Dataset rows about figures

⟨

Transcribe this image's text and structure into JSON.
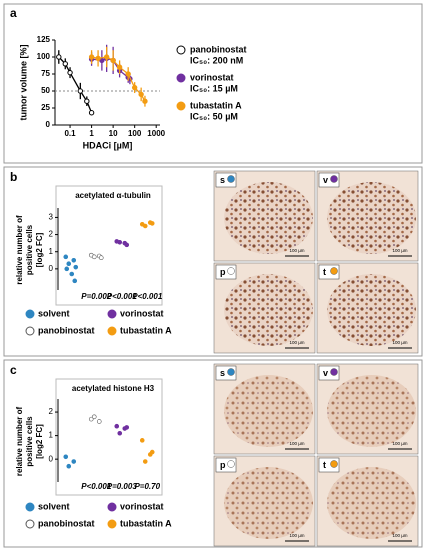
{
  "panels": [
    "a",
    "b",
    "c"
  ],
  "chart_data": [
    {
      "type": "line",
      "ylabel": "tumor volume [%]",
      "xlabel": "HDACi [µM]",
      "xscale": "log",
      "xlim": [
        0.02,
        1500
      ],
      "xticks": [
        0.1,
        1,
        10,
        100,
        1000
      ],
      "ylim": [
        0,
        125
      ],
      "yticks": [
        0,
        25,
        50,
        75,
        100,
        125
      ],
      "reference_line": 50,
      "series": [
        {
          "name": "panobinostat",
          "note": "IC₅₀: 200 nM",
          "color": "#000000",
          "marker": "open",
          "x": [
            0.03,
            0.06,
            0.1,
            0.3,
            0.6,
            1
          ],
          "values": [
            100,
            90,
            77,
            50,
            35,
            18
          ],
          "errors": [
            10,
            8,
            8,
            12,
            7,
            0
          ]
        },
        {
          "name": "vorinostat",
          "note": "IC₅₀: 15 µM",
          "color": "#7030a0",
          "marker": "filled",
          "x": [
            1,
            3,
            5,
            10,
            20,
            50,
            60
          ],
          "values": [
            97,
            95,
            98,
            95,
            80,
            70,
            68
          ],
          "errors": [
            10,
            15,
            20,
            20,
            10,
            8,
            8
          ]
        },
        {
          "name": "tubastatin A",
          "note": "IC₅₀: 50 µM",
          "color": "#f39c12",
          "marker": "filled",
          "x": [
            1,
            2,
            5,
            10,
            20,
            50,
            100,
            200,
            300
          ],
          "values": [
            100,
            98,
            100,
            95,
            85,
            75,
            55,
            45,
            35
          ],
          "errors": [
            10,
            12,
            15,
            15,
            10,
            10,
            8,
            10,
            8
          ]
        }
      ]
    },
    {
      "type": "dot",
      "title": "acetylated α-tubulin",
      "ylabel": [
        "relative number of",
        "positive cells",
        "[log2 FC]"
      ],
      "ylim": [
        -1,
        3.2
      ],
      "yticks": [
        0,
        1,
        2,
        3
      ],
      "p_values": [
        "P=0.002",
        "P<0.001",
        "P<0.001"
      ],
      "series": [
        {
          "name": "solvent",
          "color": "#2e86c1",
          "values": [
            0.7,
            0.5,
            0.3,
            0.1,
            0.0,
            -0.3,
            -0.7
          ]
        },
        {
          "name": "panobinostat",
          "color": "#ffffff",
          "values": [
            0.8,
            0.75,
            0.7,
            0.65
          ]
        },
        {
          "name": "vorinostat",
          "color": "#7030a0",
          "values": [
            1.6,
            1.5,
            1.55,
            1.4
          ]
        },
        {
          "name": "tubastatin A",
          "color": "#f39c12",
          "values": [
            2.6,
            2.7,
            2.5,
            2.65
          ]
        }
      ]
    },
    {
      "type": "dot",
      "title": "acetylated histone H3",
      "ylabel": [
        "relative number of",
        "positive cells",
        "[log2 FC]"
      ],
      "ylim": [
        -0.8,
        2.3
      ],
      "yticks": [
        0,
        1,
        2
      ],
      "p_values": [
        "P<0.001",
        "P=0.003",
        "P=0.70"
      ],
      "series": [
        {
          "name": "solvent",
          "color": "#2e86c1",
          "values": [
            0.1,
            -0.1,
            -0.3
          ]
        },
        {
          "name": "panobinostat",
          "color": "#ffffff",
          "values": [
            1.7,
            1.6,
            1.8
          ]
        },
        {
          "name": "vorinostat",
          "color": "#7030a0",
          "values": [
            1.4,
            1.3,
            1.1,
            1.35
          ]
        },
        {
          "name": "tubastatin A",
          "color": "#f39c12",
          "values": [
            0.8,
            0.2,
            -0.1,
            0.3
          ]
        }
      ]
    }
  ],
  "images": [
    {
      "label": "s",
      "scale": "100 µm"
    },
    {
      "label": "v",
      "scale": "100 µm"
    },
    {
      "label": "p",
      "scale": "100 µm"
    },
    {
      "label": "t",
      "scale": "100 µm"
    },
    {
      "label": "s",
      "scale": "100 µm"
    },
    {
      "label": "v",
      "scale": "100 µm"
    },
    {
      "label": "p",
      "scale": "100 µm"
    },
    {
      "label": "t",
      "scale": "100 µm"
    }
  ]
}
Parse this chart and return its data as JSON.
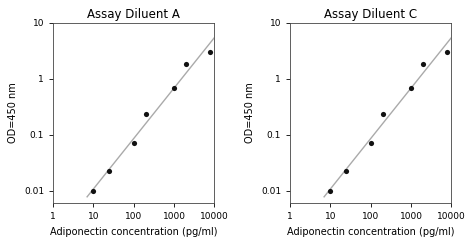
{
  "panel_A": {
    "title": "Assay Diluent A",
    "x_data": [
      10,
      25,
      100,
      200,
      1000,
      2000,
      8000
    ],
    "y_data": [
      0.01,
      0.022,
      0.07,
      0.23,
      0.68,
      1.8,
      3.0
    ],
    "xlabel": "Adiponectin concentration (pg/ml)",
    "ylabel": "OD=450 nm",
    "xlim": [
      1,
      10000
    ],
    "ylim": [
      0.006,
      10
    ]
  },
  "panel_C": {
    "title": "Assay Diluent C",
    "x_data": [
      10,
      25,
      100,
      200,
      1000,
      2000,
      8000
    ],
    "y_data": [
      0.01,
      0.022,
      0.07,
      0.23,
      0.68,
      1.8,
      3.0
    ],
    "xlabel": "Adiponectin concentration (pg/ml)",
    "ylabel": "OD=450 nm",
    "xlim": [
      1,
      10000
    ],
    "ylim": [
      0.006,
      10
    ]
  },
  "line_color": "#aaaaaa",
  "dot_color": "#111111",
  "background_color": "#ffffff",
  "fig_background_color": "#ffffff",
  "dot_size": 14,
  "line_width": 1.0,
  "title_fontsize": 8.5,
  "label_fontsize": 7.0,
  "tick_fontsize": 6.5,
  "ytick_labels": [
    "0.01",
    "0.1",
    "1",
    "10"
  ],
  "ytick_values": [
    0.01,
    0.1,
    1,
    10
  ],
  "xtick_values": [
    1,
    10,
    100,
    1000,
    10000
  ],
  "xtick_labels": [
    "1",
    "10",
    "100",
    "1000",
    "10000"
  ]
}
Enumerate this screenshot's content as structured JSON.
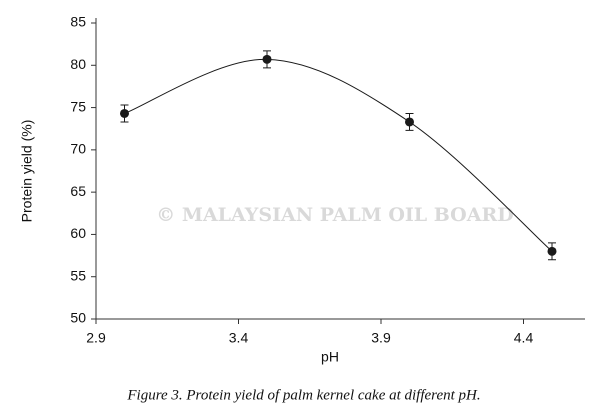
{
  "chart_data": {
    "type": "scatter",
    "x_label": "pH",
    "y_label": "Protein yield (%)",
    "x": [
      3.0,
      3.5,
      4.0,
      4.5
    ],
    "values": [
      74.3,
      80.7,
      73.3,
      58.0
    ],
    "errors": [
      1.0,
      1.0,
      1.0,
      1.0
    ],
    "color": "#1a1a1a",
    "smooth_line": true,
    "xlim": [
      2.9,
      4.6
    ],
    "xticks": [
      2.9,
      3.4,
      3.9,
      4.4
    ],
    "ylim": [
      50,
      85
    ],
    "yticks": [
      50,
      55,
      60,
      65,
      70,
      75,
      80,
      85
    ],
    "watermark": "© MALAYSIAN PALM OIL BOARD",
    "caption": "Figure 3. Protein yield of palm kernel cake at different pH."
  }
}
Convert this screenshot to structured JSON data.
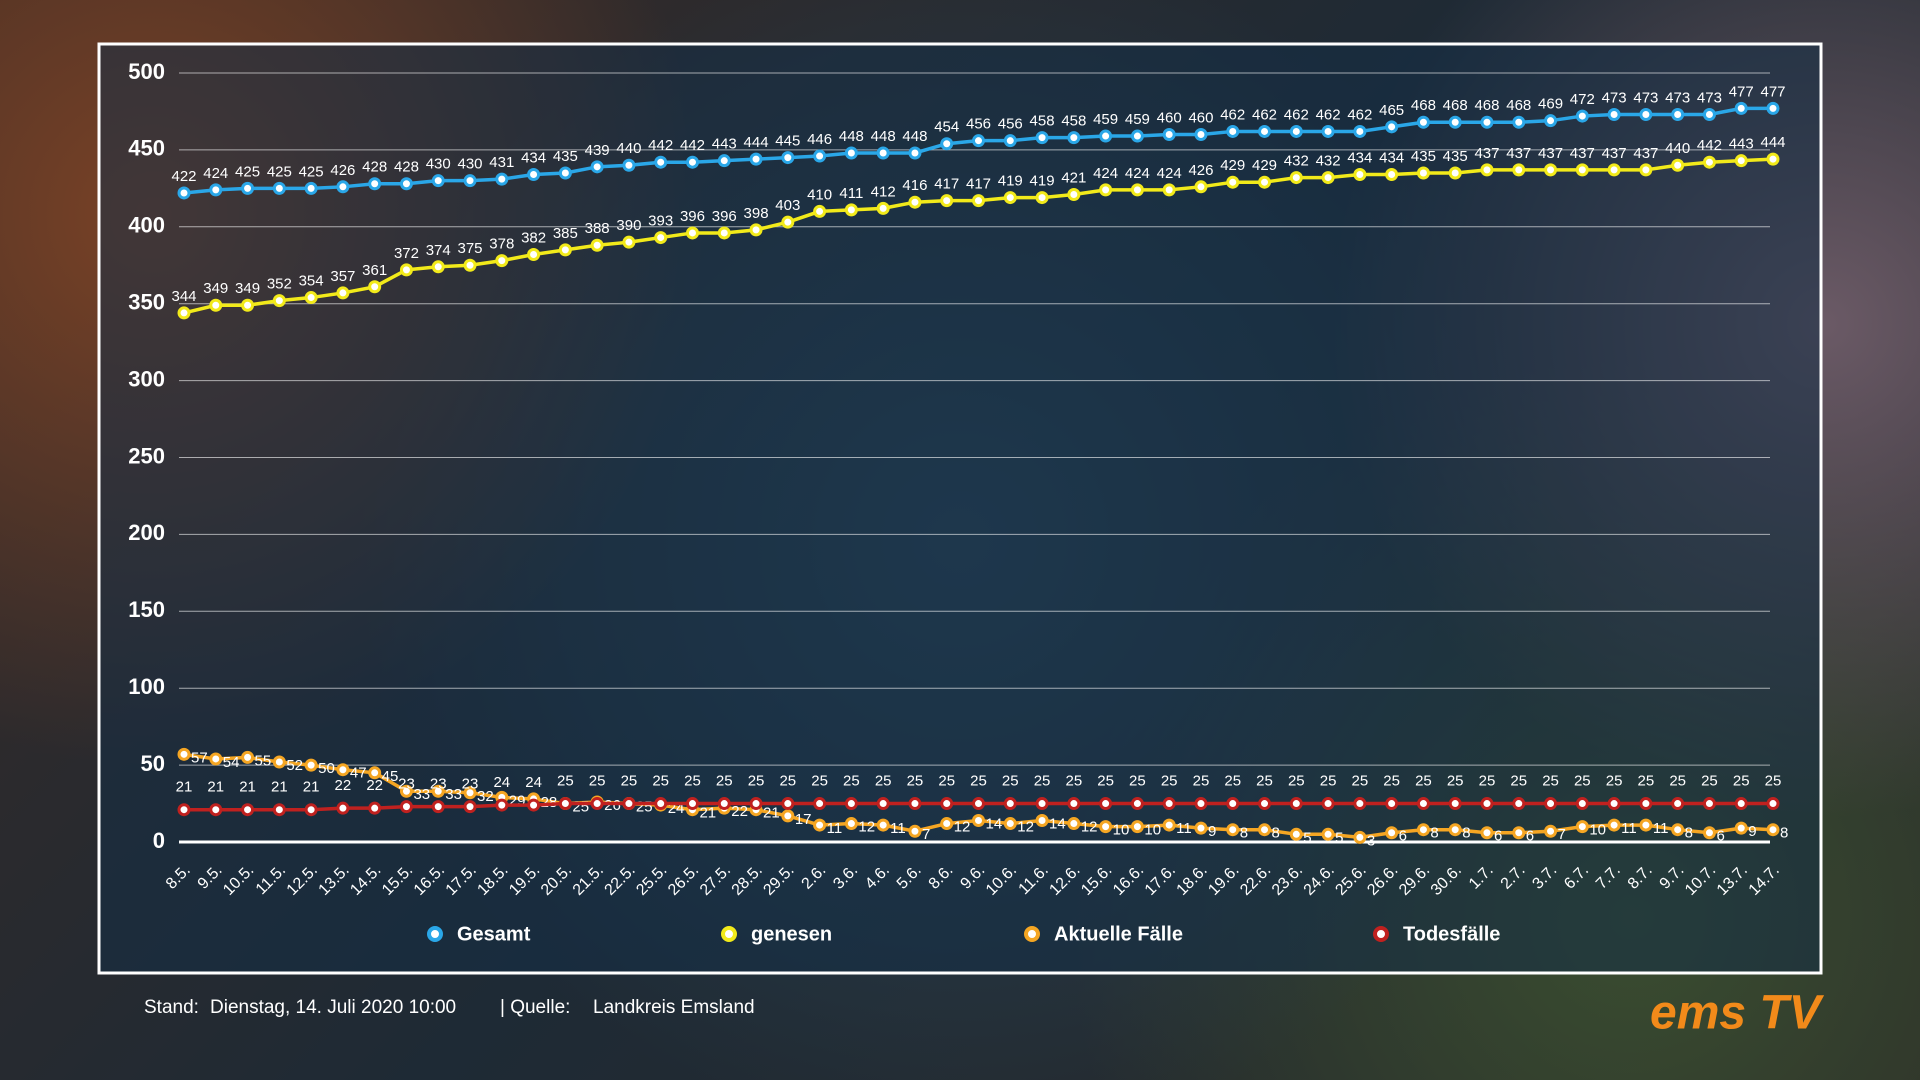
{
  "chart_data": {
    "type": "line",
    "categories": [
      "8.5.",
      "9.5.",
      "10.5.",
      "11.5.",
      "12.5.",
      "13.5.",
      "14.5.",
      "15.5.",
      "16.5.",
      "17.5.",
      "18.5.",
      "19.5.",
      "20.5.",
      "21.5.",
      "22.5.",
      "25.5.",
      "26.5.",
      "27.5.",
      "28.5.",
      "29.5.",
      "2.6.",
      "3.6.",
      "4.6.",
      "5.6.",
      "8.6.",
      "9.6.",
      "10.6.",
      "11.6.",
      "12.6.",
      "15.6.",
      "16.6.",
      "17.6.",
      "18.6.",
      "19.6.",
      "22.6.",
      "23.6.",
      "24.6.",
      "25.6.",
      "26.6.",
      "29.6.",
      "30.6.",
      "1.7.",
      "2.7.",
      "3.7.",
      "6.7.",
      "7.7.",
      "8.7.",
      "9.7.",
      "10.7.",
      "13.7.",
      "14.7."
    ],
    "series": [
      {
        "name": "Gesamt",
        "color": "#2aa7e8",
        "values": [
          422,
          424,
          425,
          425,
          425,
          426,
          428,
          428,
          430,
          430,
          431,
          434,
          435,
          439,
          440,
          442,
          442,
          443,
          444,
          445,
          446,
          448,
          448,
          448,
          454,
          456,
          456,
          458,
          458,
          459,
          459,
          460,
          460,
          462,
          462,
          462,
          462,
          462,
          465,
          468,
          468,
          468,
          468,
          469,
          472,
          473,
          473,
          473,
          473,
          477,
          477
        ]
      },
      {
        "name": "genesen",
        "color": "#f2ea1a",
        "values": [
          344,
          349,
          349,
          352,
          354,
          357,
          361,
          372,
          374,
          375,
          378,
          382,
          385,
          388,
          390,
          393,
          396,
          396,
          398,
          403,
          410,
          411,
          412,
          416,
          417,
          417,
          419,
          419,
          421,
          424,
          424,
          424,
          426,
          429,
          429,
          432,
          432,
          434,
          434,
          435,
          435,
          437,
          437,
          437,
          437,
          437,
          437,
          440,
          442,
          443,
          444
        ]
      },
      {
        "name": "Aktuelle Fälle",
        "color": "#f5a623",
        "values": [
          57,
          54,
          55,
          52,
          50,
          47,
          45,
          33,
          33,
          32,
          29,
          28,
          25,
          26,
          25,
          24,
          21,
          22,
          21,
          17,
          11,
          12,
          11,
          7,
          12,
          14,
          12,
          14,
          12,
          10,
          10,
          11,
          9,
          8,
          8,
          5,
          5,
          3,
          6,
          8,
          8,
          6,
          6,
          7,
          10,
          11,
          11,
          8,
          6,
          9,
          8
        ]
      },
      {
        "name": "Todesfälle",
        "color": "#c0211f",
        "values": [
          21,
          21,
          21,
          21,
          21,
          22,
          22,
          23,
          23,
          23,
          24,
          24,
          25,
          25,
          25,
          25,
          25,
          25,
          25,
          25,
          25,
          25,
          25,
          25,
          25,
          25,
          25,
          25,
          25,
          25,
          25,
          25,
          25,
          25,
          25,
          25,
          25,
          25,
          25,
          25,
          25,
          25,
          25,
          25,
          25,
          25,
          25,
          25,
          25,
          25,
          25
        ]
      }
    ],
    "ylim": [
      0,
      500
    ],
    "yticks": [
      0,
      50,
      100,
      150,
      200,
      250,
      300,
      350,
      400,
      450,
      500
    ],
    "grid": true,
    "legend": "bottom"
  },
  "footer": {
    "stand_label": "Stand:",
    "stand": "Dienstag, 14. Juli 2020 10:00",
    "source_label": "| Quelle:",
    "source": "Landkreis Emsland"
  },
  "logo": "ems TV"
}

⟩

Determine how many lines above contain the word "ffffff", then give the number by itself.

4